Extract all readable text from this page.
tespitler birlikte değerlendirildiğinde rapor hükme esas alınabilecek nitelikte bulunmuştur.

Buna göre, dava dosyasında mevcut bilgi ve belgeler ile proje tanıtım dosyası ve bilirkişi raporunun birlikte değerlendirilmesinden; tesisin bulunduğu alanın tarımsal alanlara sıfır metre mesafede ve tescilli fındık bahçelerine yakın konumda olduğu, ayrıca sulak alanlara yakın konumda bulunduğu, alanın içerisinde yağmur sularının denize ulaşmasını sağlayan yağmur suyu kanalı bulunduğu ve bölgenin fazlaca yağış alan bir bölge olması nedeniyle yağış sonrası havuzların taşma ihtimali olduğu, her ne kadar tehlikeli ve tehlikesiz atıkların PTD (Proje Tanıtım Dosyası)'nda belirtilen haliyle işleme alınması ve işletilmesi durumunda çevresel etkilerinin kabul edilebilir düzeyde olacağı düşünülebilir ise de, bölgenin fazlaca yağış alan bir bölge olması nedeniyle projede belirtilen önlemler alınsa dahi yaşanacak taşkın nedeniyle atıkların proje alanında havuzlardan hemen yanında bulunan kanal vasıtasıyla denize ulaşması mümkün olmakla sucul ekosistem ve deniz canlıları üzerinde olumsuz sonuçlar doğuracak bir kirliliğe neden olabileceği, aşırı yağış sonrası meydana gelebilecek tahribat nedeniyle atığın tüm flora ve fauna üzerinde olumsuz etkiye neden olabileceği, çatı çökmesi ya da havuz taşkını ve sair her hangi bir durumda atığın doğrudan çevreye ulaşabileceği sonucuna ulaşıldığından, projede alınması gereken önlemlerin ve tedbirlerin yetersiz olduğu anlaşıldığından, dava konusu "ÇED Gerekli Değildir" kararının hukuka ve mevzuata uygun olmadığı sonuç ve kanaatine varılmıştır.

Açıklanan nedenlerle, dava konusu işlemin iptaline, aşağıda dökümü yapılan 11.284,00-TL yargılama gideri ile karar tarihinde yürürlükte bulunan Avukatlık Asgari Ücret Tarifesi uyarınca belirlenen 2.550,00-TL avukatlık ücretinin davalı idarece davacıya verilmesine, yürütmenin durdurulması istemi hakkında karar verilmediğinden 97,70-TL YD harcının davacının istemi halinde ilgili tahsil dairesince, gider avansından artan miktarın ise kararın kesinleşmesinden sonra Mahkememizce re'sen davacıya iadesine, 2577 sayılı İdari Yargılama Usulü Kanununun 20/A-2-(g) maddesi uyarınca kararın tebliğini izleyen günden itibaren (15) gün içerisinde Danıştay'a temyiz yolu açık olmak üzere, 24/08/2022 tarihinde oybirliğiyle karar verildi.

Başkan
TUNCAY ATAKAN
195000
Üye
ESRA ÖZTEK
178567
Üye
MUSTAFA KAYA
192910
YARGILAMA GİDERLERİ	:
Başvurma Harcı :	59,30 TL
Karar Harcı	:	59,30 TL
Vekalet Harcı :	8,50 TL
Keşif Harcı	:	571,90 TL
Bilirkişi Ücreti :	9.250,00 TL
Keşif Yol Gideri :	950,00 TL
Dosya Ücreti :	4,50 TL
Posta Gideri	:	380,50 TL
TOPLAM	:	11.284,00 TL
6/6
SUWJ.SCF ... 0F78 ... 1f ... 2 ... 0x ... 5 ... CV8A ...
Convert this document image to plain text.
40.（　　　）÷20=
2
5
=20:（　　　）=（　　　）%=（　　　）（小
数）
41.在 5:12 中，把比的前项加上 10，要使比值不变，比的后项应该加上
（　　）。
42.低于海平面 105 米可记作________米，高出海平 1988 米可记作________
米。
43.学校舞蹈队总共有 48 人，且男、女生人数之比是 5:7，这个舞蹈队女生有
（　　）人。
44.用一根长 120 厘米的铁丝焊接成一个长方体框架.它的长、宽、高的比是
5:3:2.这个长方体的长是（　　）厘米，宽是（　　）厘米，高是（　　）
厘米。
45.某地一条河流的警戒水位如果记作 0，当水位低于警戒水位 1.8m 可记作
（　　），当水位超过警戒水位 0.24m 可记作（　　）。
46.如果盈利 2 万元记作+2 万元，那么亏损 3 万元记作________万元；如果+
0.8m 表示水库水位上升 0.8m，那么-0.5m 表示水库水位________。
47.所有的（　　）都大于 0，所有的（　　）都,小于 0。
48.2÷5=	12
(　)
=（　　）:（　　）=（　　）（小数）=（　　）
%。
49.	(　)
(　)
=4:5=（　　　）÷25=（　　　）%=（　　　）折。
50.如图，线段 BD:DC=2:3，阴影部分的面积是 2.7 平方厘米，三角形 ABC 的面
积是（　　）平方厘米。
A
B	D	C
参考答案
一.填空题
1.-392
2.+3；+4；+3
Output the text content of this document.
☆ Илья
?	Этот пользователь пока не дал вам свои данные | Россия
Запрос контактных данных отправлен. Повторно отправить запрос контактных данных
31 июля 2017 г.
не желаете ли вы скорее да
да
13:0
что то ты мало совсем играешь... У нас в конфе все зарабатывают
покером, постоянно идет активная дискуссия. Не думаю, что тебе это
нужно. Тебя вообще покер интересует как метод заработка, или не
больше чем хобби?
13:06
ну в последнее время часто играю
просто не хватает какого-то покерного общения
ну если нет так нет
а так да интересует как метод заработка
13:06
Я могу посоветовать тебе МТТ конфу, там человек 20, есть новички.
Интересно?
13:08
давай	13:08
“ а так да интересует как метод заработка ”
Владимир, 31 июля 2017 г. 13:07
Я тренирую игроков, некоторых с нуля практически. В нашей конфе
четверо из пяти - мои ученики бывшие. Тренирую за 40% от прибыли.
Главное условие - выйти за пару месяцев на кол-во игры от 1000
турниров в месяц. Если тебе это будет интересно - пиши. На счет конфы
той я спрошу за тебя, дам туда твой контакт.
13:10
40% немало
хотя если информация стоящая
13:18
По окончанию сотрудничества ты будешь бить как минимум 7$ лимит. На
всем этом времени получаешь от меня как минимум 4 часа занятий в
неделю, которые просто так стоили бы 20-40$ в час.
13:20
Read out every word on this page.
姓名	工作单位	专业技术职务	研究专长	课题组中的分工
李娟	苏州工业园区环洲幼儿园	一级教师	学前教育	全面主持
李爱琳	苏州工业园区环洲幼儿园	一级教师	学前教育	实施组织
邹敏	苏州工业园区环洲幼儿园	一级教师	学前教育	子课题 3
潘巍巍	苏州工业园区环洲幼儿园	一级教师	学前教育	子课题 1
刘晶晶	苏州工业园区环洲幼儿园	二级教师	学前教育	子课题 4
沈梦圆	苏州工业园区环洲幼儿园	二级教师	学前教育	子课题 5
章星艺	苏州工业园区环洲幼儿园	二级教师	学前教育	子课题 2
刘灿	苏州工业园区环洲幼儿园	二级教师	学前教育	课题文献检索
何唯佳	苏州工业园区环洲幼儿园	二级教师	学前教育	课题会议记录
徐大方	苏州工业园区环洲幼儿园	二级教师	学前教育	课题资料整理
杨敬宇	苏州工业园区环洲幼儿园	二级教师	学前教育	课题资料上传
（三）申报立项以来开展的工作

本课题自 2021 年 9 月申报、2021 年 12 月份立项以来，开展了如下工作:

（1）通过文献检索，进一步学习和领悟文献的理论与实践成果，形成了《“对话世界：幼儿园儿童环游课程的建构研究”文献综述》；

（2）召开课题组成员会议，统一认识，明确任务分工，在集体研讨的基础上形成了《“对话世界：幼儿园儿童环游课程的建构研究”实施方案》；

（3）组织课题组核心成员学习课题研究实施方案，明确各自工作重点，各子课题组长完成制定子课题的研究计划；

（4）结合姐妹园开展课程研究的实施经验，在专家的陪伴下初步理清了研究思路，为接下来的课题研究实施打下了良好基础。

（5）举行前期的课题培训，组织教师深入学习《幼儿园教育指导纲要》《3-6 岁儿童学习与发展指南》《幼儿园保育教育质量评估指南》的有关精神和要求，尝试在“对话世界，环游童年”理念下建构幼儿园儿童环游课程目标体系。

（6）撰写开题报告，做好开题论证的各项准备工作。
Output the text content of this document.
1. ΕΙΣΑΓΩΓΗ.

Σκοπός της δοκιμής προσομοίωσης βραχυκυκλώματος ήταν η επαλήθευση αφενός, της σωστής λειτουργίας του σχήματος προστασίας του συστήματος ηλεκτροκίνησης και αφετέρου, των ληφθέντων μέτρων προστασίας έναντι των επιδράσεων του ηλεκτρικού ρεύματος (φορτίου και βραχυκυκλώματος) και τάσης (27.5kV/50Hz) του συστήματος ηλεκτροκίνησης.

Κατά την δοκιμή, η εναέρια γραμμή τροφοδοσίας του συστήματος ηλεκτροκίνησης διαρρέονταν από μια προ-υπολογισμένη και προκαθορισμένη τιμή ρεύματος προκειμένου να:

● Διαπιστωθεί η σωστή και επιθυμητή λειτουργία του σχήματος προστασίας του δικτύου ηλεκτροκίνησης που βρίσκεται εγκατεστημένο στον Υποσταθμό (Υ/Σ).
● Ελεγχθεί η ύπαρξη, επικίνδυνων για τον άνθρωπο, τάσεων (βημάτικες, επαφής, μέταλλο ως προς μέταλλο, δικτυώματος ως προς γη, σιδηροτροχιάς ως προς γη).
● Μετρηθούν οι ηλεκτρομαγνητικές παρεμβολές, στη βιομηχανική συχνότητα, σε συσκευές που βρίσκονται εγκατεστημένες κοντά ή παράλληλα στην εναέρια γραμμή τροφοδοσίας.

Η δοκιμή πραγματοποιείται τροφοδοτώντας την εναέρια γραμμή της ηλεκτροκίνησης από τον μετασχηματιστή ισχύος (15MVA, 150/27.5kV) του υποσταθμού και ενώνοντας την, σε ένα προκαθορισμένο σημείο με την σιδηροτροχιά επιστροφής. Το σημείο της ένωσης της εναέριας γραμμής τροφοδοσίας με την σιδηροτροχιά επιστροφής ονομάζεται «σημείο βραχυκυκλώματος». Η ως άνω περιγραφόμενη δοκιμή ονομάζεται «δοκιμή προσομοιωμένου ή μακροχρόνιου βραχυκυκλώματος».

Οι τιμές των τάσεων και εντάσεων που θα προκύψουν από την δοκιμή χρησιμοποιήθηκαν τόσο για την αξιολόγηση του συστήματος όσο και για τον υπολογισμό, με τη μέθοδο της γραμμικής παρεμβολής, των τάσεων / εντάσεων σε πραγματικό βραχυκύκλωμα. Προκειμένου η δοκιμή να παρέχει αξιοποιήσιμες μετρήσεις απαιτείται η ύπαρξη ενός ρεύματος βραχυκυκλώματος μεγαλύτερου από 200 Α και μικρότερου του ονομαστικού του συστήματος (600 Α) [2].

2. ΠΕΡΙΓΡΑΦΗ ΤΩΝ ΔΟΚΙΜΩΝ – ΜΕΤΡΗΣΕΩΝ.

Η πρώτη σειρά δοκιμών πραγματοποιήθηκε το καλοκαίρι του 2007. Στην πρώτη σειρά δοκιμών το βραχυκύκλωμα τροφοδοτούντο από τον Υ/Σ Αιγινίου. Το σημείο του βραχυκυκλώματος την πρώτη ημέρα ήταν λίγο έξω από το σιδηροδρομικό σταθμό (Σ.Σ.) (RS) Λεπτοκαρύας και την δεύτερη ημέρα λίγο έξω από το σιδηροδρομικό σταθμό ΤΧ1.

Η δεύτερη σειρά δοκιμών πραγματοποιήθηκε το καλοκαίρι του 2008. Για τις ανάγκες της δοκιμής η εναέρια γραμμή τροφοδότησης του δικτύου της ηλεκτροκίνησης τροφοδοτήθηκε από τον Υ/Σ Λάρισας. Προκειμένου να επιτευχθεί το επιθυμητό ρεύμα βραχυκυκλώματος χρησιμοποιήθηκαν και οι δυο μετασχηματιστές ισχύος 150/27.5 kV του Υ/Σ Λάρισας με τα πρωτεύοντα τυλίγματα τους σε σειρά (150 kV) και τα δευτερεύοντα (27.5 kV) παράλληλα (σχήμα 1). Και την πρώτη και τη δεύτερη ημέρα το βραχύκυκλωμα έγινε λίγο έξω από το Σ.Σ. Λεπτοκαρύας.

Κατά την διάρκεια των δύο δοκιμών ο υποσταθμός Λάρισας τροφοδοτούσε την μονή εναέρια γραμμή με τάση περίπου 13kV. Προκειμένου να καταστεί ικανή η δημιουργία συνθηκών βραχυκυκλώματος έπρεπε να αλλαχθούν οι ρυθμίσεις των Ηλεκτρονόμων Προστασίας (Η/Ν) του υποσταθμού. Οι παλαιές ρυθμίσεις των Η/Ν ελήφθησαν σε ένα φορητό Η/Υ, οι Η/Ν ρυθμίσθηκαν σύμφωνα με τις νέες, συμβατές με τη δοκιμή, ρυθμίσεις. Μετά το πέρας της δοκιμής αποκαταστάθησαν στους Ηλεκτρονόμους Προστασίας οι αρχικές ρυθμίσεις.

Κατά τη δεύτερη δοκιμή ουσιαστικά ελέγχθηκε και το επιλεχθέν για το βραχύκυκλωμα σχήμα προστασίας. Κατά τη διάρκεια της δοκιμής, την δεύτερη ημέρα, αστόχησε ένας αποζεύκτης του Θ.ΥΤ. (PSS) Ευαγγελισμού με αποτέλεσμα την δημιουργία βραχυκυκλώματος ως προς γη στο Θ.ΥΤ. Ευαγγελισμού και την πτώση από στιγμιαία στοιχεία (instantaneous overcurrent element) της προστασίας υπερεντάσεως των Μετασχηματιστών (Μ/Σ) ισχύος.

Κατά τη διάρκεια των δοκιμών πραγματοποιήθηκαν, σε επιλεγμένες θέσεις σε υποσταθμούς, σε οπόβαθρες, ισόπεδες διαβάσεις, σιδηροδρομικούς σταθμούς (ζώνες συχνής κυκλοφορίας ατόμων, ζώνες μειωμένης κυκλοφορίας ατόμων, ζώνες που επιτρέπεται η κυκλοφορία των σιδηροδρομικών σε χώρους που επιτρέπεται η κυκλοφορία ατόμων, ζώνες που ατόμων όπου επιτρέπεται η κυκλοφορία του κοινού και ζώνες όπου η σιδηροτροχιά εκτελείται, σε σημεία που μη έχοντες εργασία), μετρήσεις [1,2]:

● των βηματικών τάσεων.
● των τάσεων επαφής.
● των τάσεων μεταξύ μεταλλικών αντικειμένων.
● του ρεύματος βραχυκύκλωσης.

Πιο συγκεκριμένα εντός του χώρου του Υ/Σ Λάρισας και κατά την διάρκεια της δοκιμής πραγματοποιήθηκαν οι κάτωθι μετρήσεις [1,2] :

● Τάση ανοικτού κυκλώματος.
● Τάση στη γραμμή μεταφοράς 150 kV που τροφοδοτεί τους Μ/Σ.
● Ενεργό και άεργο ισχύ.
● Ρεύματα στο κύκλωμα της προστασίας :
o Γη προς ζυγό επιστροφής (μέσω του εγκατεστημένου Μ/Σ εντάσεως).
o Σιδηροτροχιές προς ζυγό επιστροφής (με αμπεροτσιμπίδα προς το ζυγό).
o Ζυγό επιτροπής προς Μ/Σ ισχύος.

-*-

What the task asks >> Return only the number of lines in the preceding records that contain the string "page".

Finished task >> 2